### Direction:
Quote, verbatim, all material below, without pictures.

— START Record extracts —

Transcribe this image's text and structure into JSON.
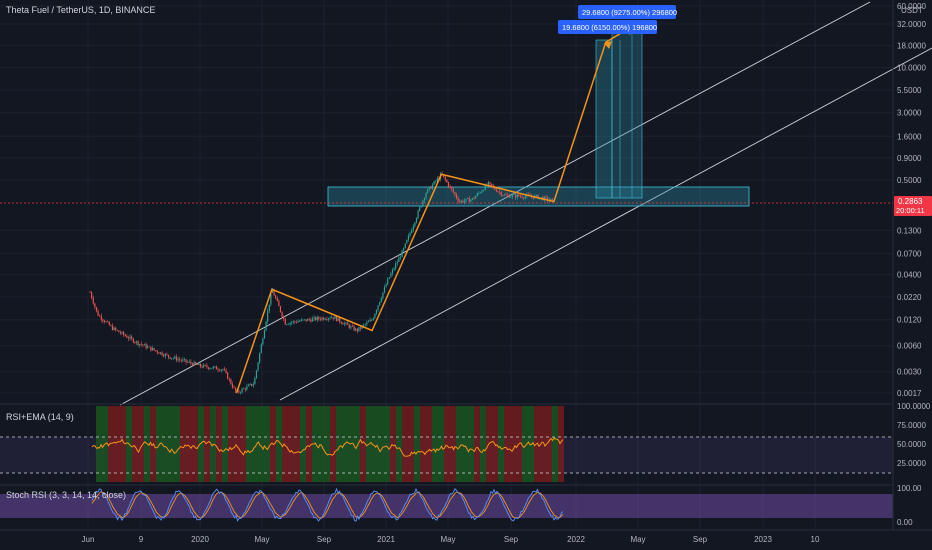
{
  "header": {
    "symbol_title": "Theta Fuel / TetherUS, 1D, BINANCE",
    "currency": "USDT"
  },
  "price_badge": {
    "price": "0.2863",
    "countdown": "20:00:11"
  },
  "callouts": [
    {
      "text": "29.6800 (9275.00%) 296800"
    },
    {
      "text": "19.6800 (6150.00%) 196800"
    }
  ],
  "indicators": [
    {
      "label": "RSI+EMA (14, 9)"
    },
    {
      "label": "Stoch RSI (3, 3, 14, 14, close)"
    }
  ],
  "colors": {
    "background": "#131722",
    "candle_up": "#26a69a",
    "candle_down": "#ef5350",
    "pattern_line": "#f7931a",
    "channel_line": "#d1d4dc",
    "zone_fill": "#2a8fa8",
    "callout_fill": "#2962ff",
    "badge_fill": "#f23645",
    "rsi_line": "#f7931a",
    "stoch_k": "#5b8ff9",
    "stoch_d": "#f7931a",
    "stoch_band": "#7e57c2"
  },
  "chart_data": [
    {
      "type": "line",
      "subtype": "candlestick",
      "title": "Theta Fuel / TetherUS, 1D, BINANCE",
      "y_scale": "log",
      "y_unit": "USDT",
      "y_ticks": [
        "60.0000",
        "32.0000",
        "18.0000",
        "10.0000",
        "5.5000",
        "3.0000",
        "1.6000",
        "0.9000",
        "0.5000",
        "0.1300",
        "0.0700",
        "0.0400",
        "0.0220",
        "0.0120",
        "0.0060",
        "0.0030",
        "0.0017"
      ],
      "x_ticks": [
        "Jun",
        "9",
        "2020",
        "May",
        "Sep",
        "2021",
        "May",
        "Sep",
        "2022",
        "May",
        "Sep",
        "2023",
        "10"
      ],
      "last_price": 0.2863,
      "series": [
        {
          "values_approx": [
            [
              "2019-06-01",
              0.025
            ],
            [
              "2019-06-15",
              0.014
            ],
            [
              "2019-07-15",
              0.0095
            ],
            [
              "2019-09-01",
              0.0065
            ],
            [
              "2019-11-01",
              0.0045
            ],
            [
              "2020-01-01",
              0.0035
            ],
            [
              "2020-02-15",
              0.0032
            ],
            [
              "2020-03-12",
              0.0017
            ],
            [
              "2020-04-15",
              0.0022
            ],
            [
              "2020-05-20",
              0.027
            ],
            [
              "2020-06-15",
              0.011
            ],
            [
              "2020-08-01",
              0.012
            ],
            [
              "2020-09-15",
              0.013
            ],
            [
              "2020-11-01",
              0.009
            ],
            [
              "2020-12-01",
              0.012
            ],
            [
              "2021-01-01",
              0.035
            ],
            [
              "2021-02-01",
              0.08
            ],
            [
              "2021-03-15",
              0.35
            ],
            [
              "2021-04-15",
              0.58
            ],
            [
              "2021-05-20",
              0.28
            ],
            [
              "2021-06-15",
              0.3
            ],
            [
              "2021-07-15",
              0.45
            ],
            [
              "2021-08-15",
              0.33
            ],
            [
              "2021-10-15",
              0.32
            ],
            [
              "2021-11-20",
              0.2863
            ]
          ]
        }
      ],
      "annotations": {
        "pattern_points": [
          [
            "2020-03-12",
            0.0017
          ],
          [
            "2020-05-20",
            0.027
          ],
          [
            "2020-12-01",
            0.009
          ],
          [
            "2021-04-15",
            0.58
          ],
          [
            "2021-11-20",
            0.28
          ],
          [
            "2022-03-01",
            19.68
          ],
          [
            "2022-04-20",
            29.68
          ]
        ],
        "zone": {
          "from": "2021-11-01",
          "to": "2023-02-01",
          "low": 0.28,
          "high": 0.42
        },
        "projections": [
          {
            "label": "19.6800 (6150.00%) 196800",
            "target": 19.68
          },
          {
            "label": "29.6800 (9275.00%) 296800",
            "target": 29.68
          }
        ]
      }
    },
    {
      "type": "line",
      "title": "RSI+EMA (14, 9)",
      "y_ticks": [
        "100.0000",
        "75.0000",
        "50.0000",
        "25.0000"
      ],
      "levels": [
        70,
        30
      ]
    },
    {
      "type": "line",
      "title": "Stoch RSI (3, 3, 14, 14, close)",
      "y_ticks": [
        "100.00",
        "0.00"
      ],
      "levels": [
        80,
        20
      ]
    }
  ]
}
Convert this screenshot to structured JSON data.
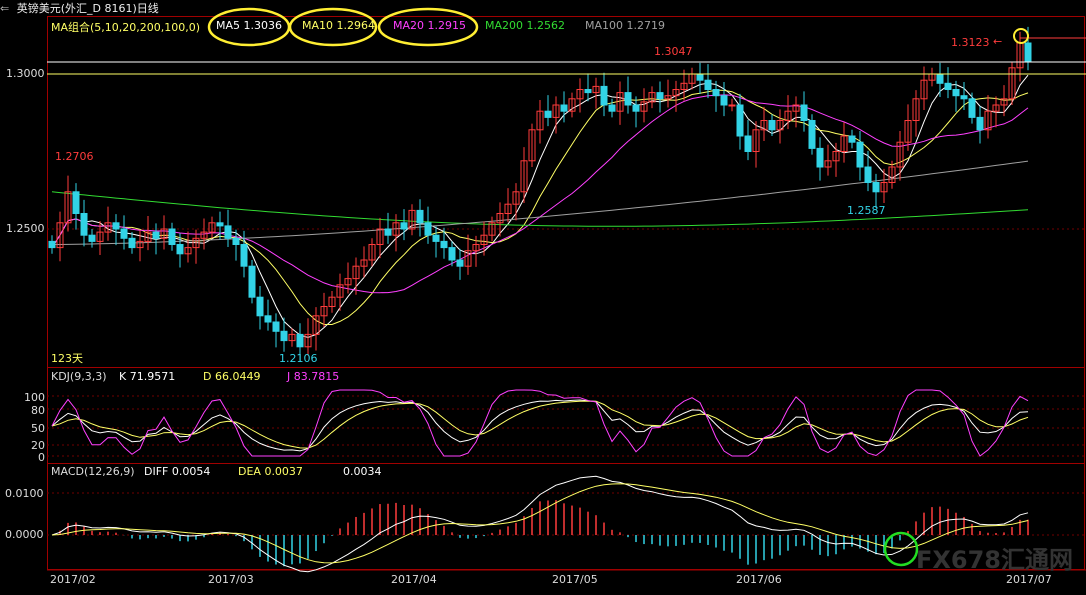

— END Record extracts —

### Right answer:
Transcribe this image's text and structure into JSON.
{
  "header": {
    "symbol_title": "Theta Fuel / TetherUS, 1D, BINANCE",
    "currency": "USDT"
  },
  "price_badge": {
    "price": "0.2863",
    "countdown": "20:00:11"
  },
  "callouts": [
    {
      "text": "29.6800 (9275.00%) 296800"
    },
    {
      "text": "19.6800 (6150.00%) 196800"
    }
  ],
  "indicators": [
    {
      "label": "RSI+EMA (14, 9)"
    },
    {
      "label": "Stoch RSI (3, 3, 14, 14, close)"
    }
  ],
  "colors": {
    "background": "#131722",
    "candle_up": "#26a69a",
    "candle_down": "#ef5350",
    "pattern_line": "#f7931a",
    "channel_line": "#d1d4dc",
    "zone_fill": "#2a8fa8",
    "callout_fill": "#2962ff",
    "badge_fill": "#f23645",
    "rsi_line": "#f7931a",
    "stoch_k": "#5b8ff9",
    "stoch_d": "#f7931a",
    "stoch_band": "#7e57c2"
  },
  "chart_data": [
    {
      "type": "line",
      "subtype": "candlestick",
      "title": "Theta Fuel / TetherUS, 1D, BINANCE",
      "y_scale": "log",
      "y_unit": "USDT",
      "y_ticks": [
        "60.0000",
        "32.0000",
        "18.0000",
        "10.0000",
        "5.5000",
        "3.0000",
        "1.6000",
        "0.9000",
        "0.5000",
        "0.1300",
        "0.0700",
        "0.0400",
        "0.0220",
        "0.0120",
        "0.0060",
        "0.0030",
        "0.0017"
      ],
      "x_ticks": [
        "Jun",
        "9",
        "2020",
        "May",
        "Sep",
        "2021",
        "May",
        "Sep",
        "2022",
        "May",
        "Sep",
        "2023",
        "10"
      ],
      "last_price": 0.2863,
      "series": [
        {
          "values_approx": [
            [
              "2019-06-01",
              0.025
            ],
            [
              "2019-06-15",
              0.014
            ],
            [
              "2019-07-15",
              0.0095
            ],
            [
              "2019-09-01",
              0.0065
            ],
            [
              "2019-11-01",
              0.0045
            ],
            [
              "2020-01-01",
              0.0035
            ],
            [
              "2020-02-15",
              0.0032
            ],
            [
              "2020-03-12",
              0.0017
            ],
            [
              "2020-04-15",
              0.0022
            ],
            [
              "2020-05-20",
              0.027
            ],
            [
              "2020-06-15",
              0.011
            ],
            [
              "2020-08-01",
              0.012
            ],
            [
              "2020-09-15",
              0.013
            ],
            [
              "2020-11-01",
              0.009
            ],
            [
              "2020-12-01",
              0.012
            ],
            [
              "2021-01-01",
              0.035
            ],
            [
              "2021-02-01",
              0.08
            ],
            [
              "2021-03-15",
              0.35
            ],
            [
              "2021-04-15",
              0.58
            ],
            [
              "2021-05-20",
              0.28
            ],
            [
              "2021-06-15",
              0.3
            ],
            [
              "2021-07-15",
              0.45
            ],
            [
              "2021-08-15",
              0.33
            ],
            [
              "2021-10-15",
              0.32
            ],
            [
              "2021-11-20",
              0.2863
            ]
          ]
        }
      ],
      "annotations": {
        "pattern_points": [
          [
            "2020-03-12",
            0.0017
          ],
          [
            "2020-05-20",
            0.027
          ],
          [
            "2020-12-01",
            0.009
          ],
          [
            "2021-04-15",
            0.58
          ],
          [
            "2021-11-20",
            0.28
          ],
          [
            "2022-03-01",
            19.68
          ],
          [
            "2022-04-20",
            29.68
          ]
        ],
        "zone": {
          "from": "2021-11-01",
          "to": "2023-02-01",
          "low": 0.28,
          "high": 0.42
        },
        "projections": [
          {
            "label": "19.6800 (6150.00%) 196800",
            "target": 19.68
          },
          {
            "label": "29.6800 (9275.00%) 296800",
            "target": 29.68
          }
        ]
      }
    },
    {
      "type": "line",
      "title": "RSI+EMA (14, 9)",
      "y_ticks": [
        "100.0000",
        "75.0000",
        "50.0000",
        "25.0000"
      ],
      "levels": [
        70,
        30
      ]
    },
    {
      "type": "line",
      "title": "Stoch RSI (3, 3, 14, 14, close)",
      "y_ticks": [
        "100.00",
        "0.00"
      ],
      "levels": [
        80,
        20
      ]
    }
  ]
}
Convert this screenshot to structured JSON data.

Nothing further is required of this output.